┌─ Items
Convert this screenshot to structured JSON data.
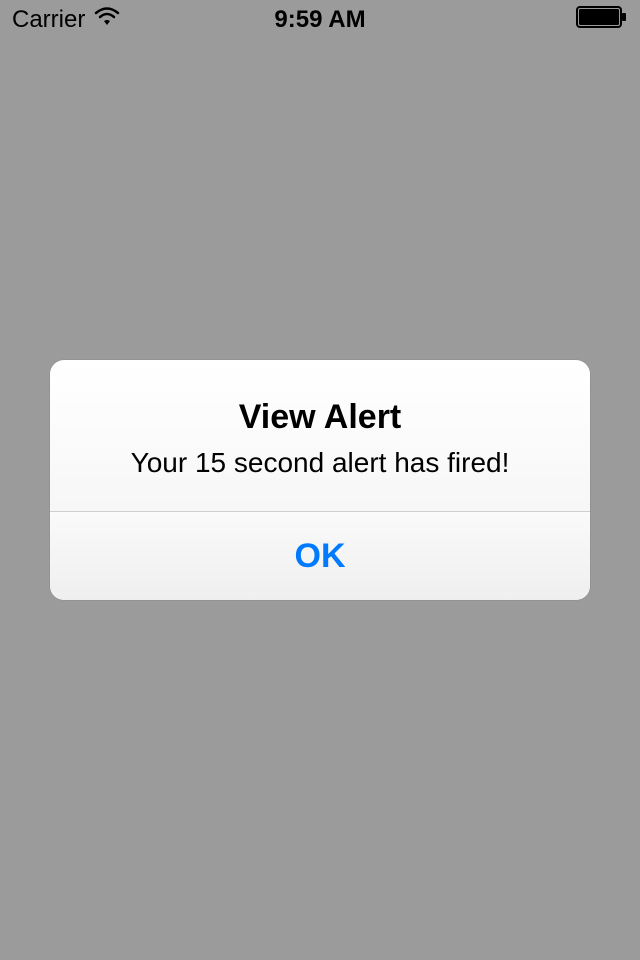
{
  "status_bar": {
    "carrier": "Carrier",
    "time": "9:59 AM"
  },
  "alert": {
    "title": "View Alert",
    "message": "Your 15 second alert has fired!",
    "button_label": "OK"
  }
}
└─
### To do
Retype the listing exactly. Pictures do not belong in the copy.

### Exercise output
Convert this screenshot to structured JSON data.
{
  "status_bar": {
    "carrier": "Carrier",
    "time": "9:59 AM"
  },
  "alert": {
    "title": "View Alert",
    "message": "Your 15 second alert has fired!",
    "button_label": "OK"
  }
}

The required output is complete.